# [WHAT TO WORK ON]
Return the lines below that carry the word "ΗΜΑΘΙΑΣ".

───

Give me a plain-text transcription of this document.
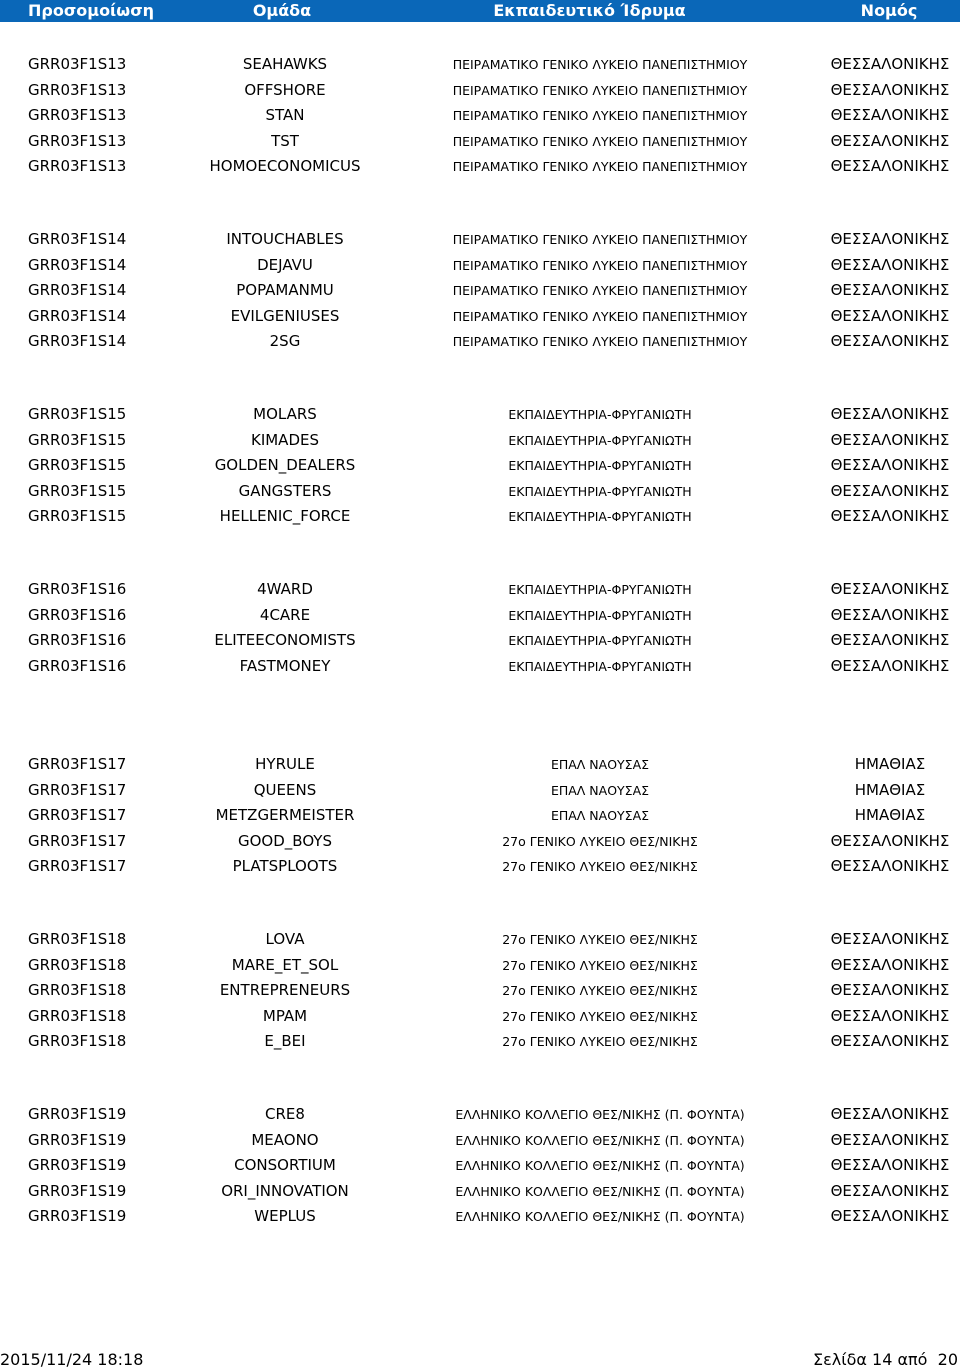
Προσομοίωση	Ομάδα	Εκπαιδευτικό Ίδρυμα	Νομός
GRR03F1S13	SEAHAWKS	ΠΕΙΡΑΜΑΤΙΚΟ ΓΕΝΙΚΟ ΛΥΚΕΙΟ ΠΑΝΕΠΙΣΤΗΜΙΟΥ	ΘΕΣΣΑΛΟΝΙΚΗΣ
GRR03F1S13	OFFSHORE	ΠΕΙΡΑΜΑΤΙΚΟ ΓΕΝΙΚΟ ΛΥΚΕΙΟ ΠΑΝΕΠΙΣΤΗΜΙΟΥ	ΘΕΣΣΑΛΟΝΙΚΗΣ
GRR03F1S13	STAN	ΠΕΙΡΑΜΑΤΙΚΟ ΓΕΝΙΚΟ ΛΥΚΕΙΟ ΠΑΝΕΠΙΣΤΗΜΙΟΥ	ΘΕΣΣΑΛΟΝΙΚΗΣ
GRR03F1S13	TST	ΠΕΙΡΑΜΑΤΙΚΟ ΓΕΝΙΚΟ ΛΥΚΕΙΟ ΠΑΝΕΠΙΣΤΗΜΙΟΥ	ΘΕΣΣΑΛΟΝΙΚΗΣ
GRR03F1S13	HOMOECONOMICUS	ΠΕΙΡΑΜΑΤΙΚΟ ΓΕΝΙΚΟ ΛΥΚΕΙΟ ΠΑΝΕΠΙΣΤΗΜΙΟΥ	ΘΕΣΣΑΛΟΝΙΚΗΣ
GRR03F1S14	INTOUCHABLES	ΠΕΙΡΑΜΑΤΙΚΟ ΓΕΝΙΚΟ ΛΥΚΕΙΟ ΠΑΝΕΠΙΣΤΗΜΙΟΥ	ΘΕΣΣΑΛΟΝΙΚΗΣ
GRR03F1S14	DEJAVU	ΠΕΙΡΑΜΑΤΙΚΟ ΓΕΝΙΚΟ ΛΥΚΕΙΟ ΠΑΝΕΠΙΣΤΗΜΙΟΥ	ΘΕΣΣΑΛΟΝΙΚΗΣ
GRR03F1S14	POPAMANMU	ΠΕΙΡΑΜΑΤΙΚΟ ΓΕΝΙΚΟ ΛΥΚΕΙΟ ΠΑΝΕΠΙΣΤΗΜΙΟΥ	ΘΕΣΣΑΛΟΝΙΚΗΣ
GRR03F1S14	EVILGENIUSES	ΠΕΙΡΑΜΑΤΙΚΟ ΓΕΝΙΚΟ ΛΥΚΕΙΟ ΠΑΝΕΠΙΣΤΗΜΙΟΥ	ΘΕΣΣΑΛΟΝΙΚΗΣ
GRR03F1S14	2SG	ΠΕΙΡΑΜΑΤΙΚΟ ΓΕΝΙΚΟ ΛΥΚΕΙΟ ΠΑΝΕΠΙΣΤΗΜΙΟΥ	ΘΕΣΣΑΛΟΝΙΚΗΣ
GRR03F1S15	MOLARS	ΕΚΠΑΙΔΕΥΤΗΡΙΑ-ΦΡΥΓΑΝΙΩΤΗ	ΘΕΣΣΑΛΟΝΙΚΗΣ
GRR03F1S15	KIMADES	ΕΚΠΑΙΔΕΥΤΗΡΙΑ-ΦΡΥΓΑΝΙΩΤΗ	ΘΕΣΣΑΛΟΝΙΚΗΣ
GRR03F1S15	GOLDEN_DEALERS	ΕΚΠΑΙΔΕΥΤΗΡΙΑ-ΦΡΥΓΑΝΙΩΤΗ	ΘΕΣΣΑΛΟΝΙΚΗΣ
GRR03F1S15	GANGSTERS	ΕΚΠΑΙΔΕΥΤΗΡΙΑ-ΦΡΥΓΑΝΙΩΤΗ	ΘΕΣΣΑΛΟΝΙΚΗΣ
GRR03F1S15	HELLENIC_FORCE	ΕΚΠΑΙΔΕΥΤΗΡΙΑ-ΦΡΥΓΑΝΙΩΤΗ	ΘΕΣΣΑΛΟΝΙΚΗΣ
GRR03F1S16	4WARD	ΕΚΠΑΙΔΕΥΤΗΡΙΑ-ΦΡΥΓΑΝΙΩΤΗ	ΘΕΣΣΑΛΟΝΙΚΗΣ
GRR03F1S16	4CARE	ΕΚΠΑΙΔΕΥΤΗΡΙΑ-ΦΡΥΓΑΝΙΩΤΗ	ΘΕΣΣΑΛΟΝΙΚΗΣ
GRR03F1S16	ELITEECONOMISTS	ΕΚΠΑΙΔΕΥΤΗΡΙΑ-ΦΡΥΓΑΝΙΩΤΗ	ΘΕΣΣΑΛΟΝΙΚΗΣ
GRR03F1S16	FASTMONEY	ΕΚΠΑΙΔΕΥΤΗΡΙΑ-ΦΡΥΓΑΝΙΩΤΗ	ΘΕΣΣΑΛΟΝΙΚΗΣ
GRR03F1S17	HYRULE	ΕΠΑΛ ΝΑΟΥΣΑΣ	ΗΜΑΘΙΑΣ
GRR03F1S17	QUEENS	ΕΠΑΛ ΝΑΟΥΣΑΣ	ΗΜΑΘΙΑΣ
GRR03F1S17	METZGERMEISTER	ΕΠΑΛ ΝΑΟΥΣΑΣ	ΗΜΑΘΙΑΣ
GRR03F1S17	GOOD_BOYS	27ο ΓΕΝΙΚΟ ΛΥΚΕΙΟ ΘΕΣ/ΝΙΚΗΣ	ΘΕΣΣΑΛΟΝΙΚΗΣ
GRR03F1S17	PLATSPLOOTS	27ο ΓΕΝΙΚΟ ΛΥΚΕΙΟ ΘΕΣ/ΝΙΚΗΣ	ΘΕΣΣΑΛΟΝΙΚΗΣ
GRR03F1S18	LOVA	27ο ΓΕΝΙΚΟ ΛΥΚΕΙΟ ΘΕΣ/ΝΙΚΗΣ	ΘΕΣΣΑΛΟΝΙΚΗΣ
GRR03F1S18	MARE_ET_SOL	27ο ΓΕΝΙΚΟ ΛΥΚΕΙΟ ΘΕΣ/ΝΙΚΗΣ	ΘΕΣΣΑΛΟΝΙΚΗΣ
GRR03F1S18	ENTREPRENEURS	27ο ΓΕΝΙΚΟ ΛΥΚΕΙΟ ΘΕΣ/ΝΙΚΗΣ	ΘΕΣΣΑΛΟΝΙΚΗΣ
GRR03F1S18	MPAM	27ο ΓΕΝΙΚΟ ΛΥΚΕΙΟ ΘΕΣ/ΝΙΚΗΣ	ΘΕΣΣΑΛΟΝΙΚΗΣ
GRR03F1S18	E_BEI	27ο ΓΕΝΙΚΟ ΛΥΚΕΙΟ ΘΕΣ/ΝΙΚΗΣ	ΘΕΣΣΑΛΟΝΙΚΗΣ
GRR03F1S19	CRE8	ΕΛΛΗΝΙΚΟ ΚΟΛΛΕΓΙΟ ΘΕΣ/ΝΙΚΗΣ (Π. ΦΟΥΝΤΑ)	ΘΕΣΣΑΛΟΝΙΚΗΣ
GRR03F1S19	MEAONO	ΕΛΛΗΝΙΚΟ ΚΟΛΛΕΓΙΟ ΘΕΣ/ΝΙΚΗΣ (Π. ΦΟΥΝΤΑ)	ΘΕΣΣΑΛΟΝΙΚΗΣ
GRR03F1S19	CONSORTIUM	ΕΛΛΗΝΙΚΟ ΚΟΛΛΕΓΙΟ ΘΕΣ/ΝΙΚΗΣ (Π. ΦΟΥΝΤΑ)	ΘΕΣΣΑΛΟΝΙΚΗΣ
GRR03F1S19	ORI_INNOVATION	ΕΛΛΗΝΙΚΟ ΚΟΛΛΕΓΙΟ ΘΕΣ/ΝΙΚΗΣ (Π. ΦΟΥΝΤΑ)	ΘΕΣΣΑΛΟΝΙΚΗΣ
GRR03F1S19	WEPLUS	ΕΛΛΗΝΙΚΟ ΚΟΛΛΕΓΙΟ ΘΕΣ/ΝΙΚΗΣ (Π. ΦΟΥΝΤΑ)	ΘΕΣΣΑΛΟΝΙΚΗΣ
2015/11/24 18:18	Σελίδα 14 από  20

───

# [TASK OUTPUT]
GRR03F1S17	HYRULE	ΕΠΑΛ ΝΑΟΥΣΑΣ	ΗΜΑΘΙΑΣ
GRR03F1S17	QUEENS	ΕΠΑΛ ΝΑΟΥΣΑΣ	ΗΜΑΘΙΑΣ
GRR03F1S17	METZGERMEISTER	ΕΠΑΛ ΝΑΟΥΣΑΣ	ΗΜΑΘΙΑΣ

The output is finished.